__EXERCISE REQUIREMENTS__
Locate every line in the records below that contains the word "benefits", and copy each one.

__MATERIAL FOR THIS EXERCISE__
= = =

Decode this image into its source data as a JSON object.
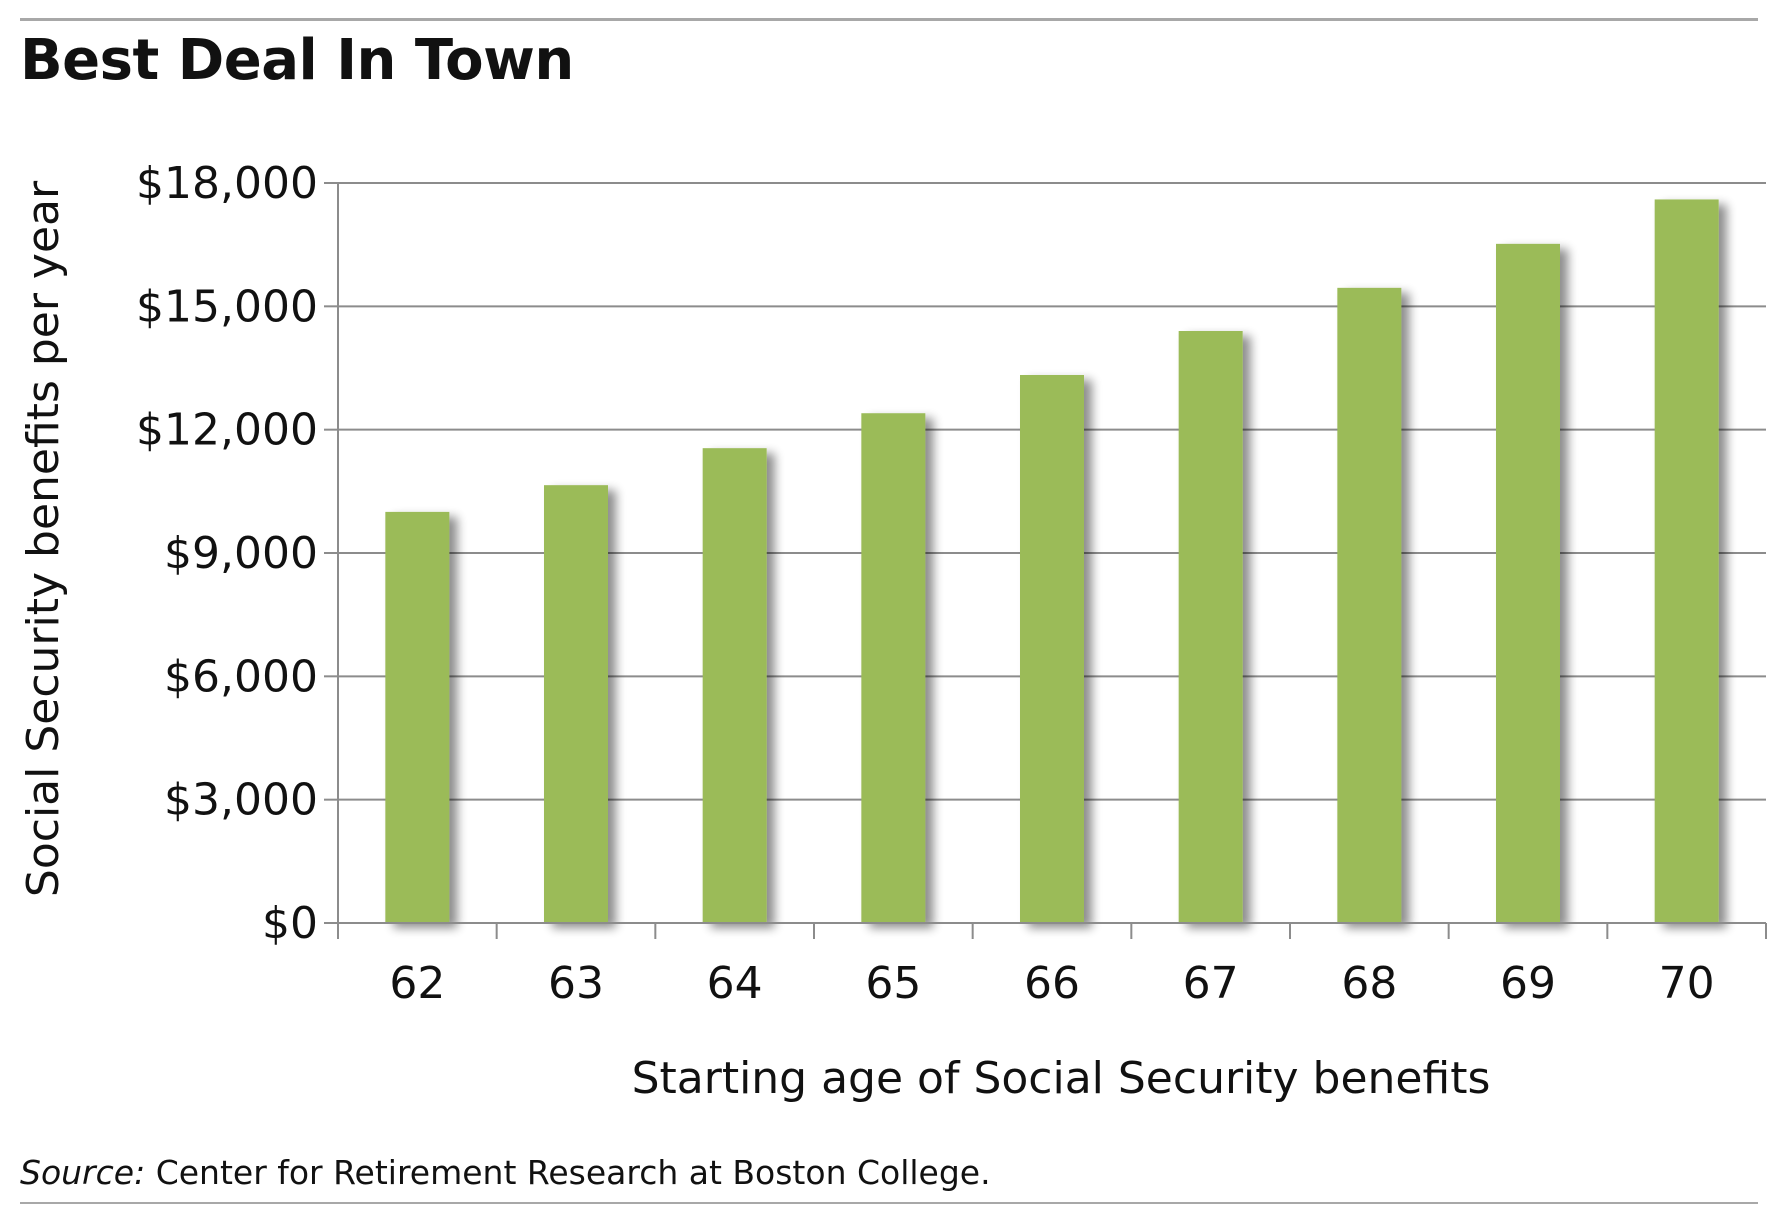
{
  "chart_data": {
    "type": "bar",
    "title": "Best Deal In Town",
    "xlabel": "Starting age of Social Security benefits",
    "ylabel": "Social Security benefits per year",
    "categories": [
      "62",
      "63",
      "64",
      "65",
      "66",
      "67",
      "68",
      "69",
      "70"
    ],
    "values": [
      10000,
      10650,
      11550,
      12400,
      13330,
      14400,
      15450,
      16520,
      17600
    ],
    "ylim": [
      0,
      18000
    ],
    "y_ticks": [
      {
        "value": 0,
        "label": "$0"
      },
      {
        "value": 3000,
        "label": "$3,000"
      },
      {
        "value": 6000,
        "label": "$6,000"
      },
      {
        "value": 9000,
        "label": "$9,000"
      },
      {
        "value": 12000,
        "label": "$12,000"
      },
      {
        "value": 15000,
        "label": "$15,000"
      },
      {
        "value": 18000,
        "label": "$18,000"
      }
    ],
    "grid": true,
    "legend": "none",
    "bar_color": "#9bbb59"
  },
  "source": {
    "lead": "Source:",
    "text": "Center for Retirement Research at Boston College."
  }
}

= = =

__RESPONSE TO THE EXERCISE__
    "xlabel": "Starting age of Social Security benefits",
    "ylabel": "Social Security benefits per year",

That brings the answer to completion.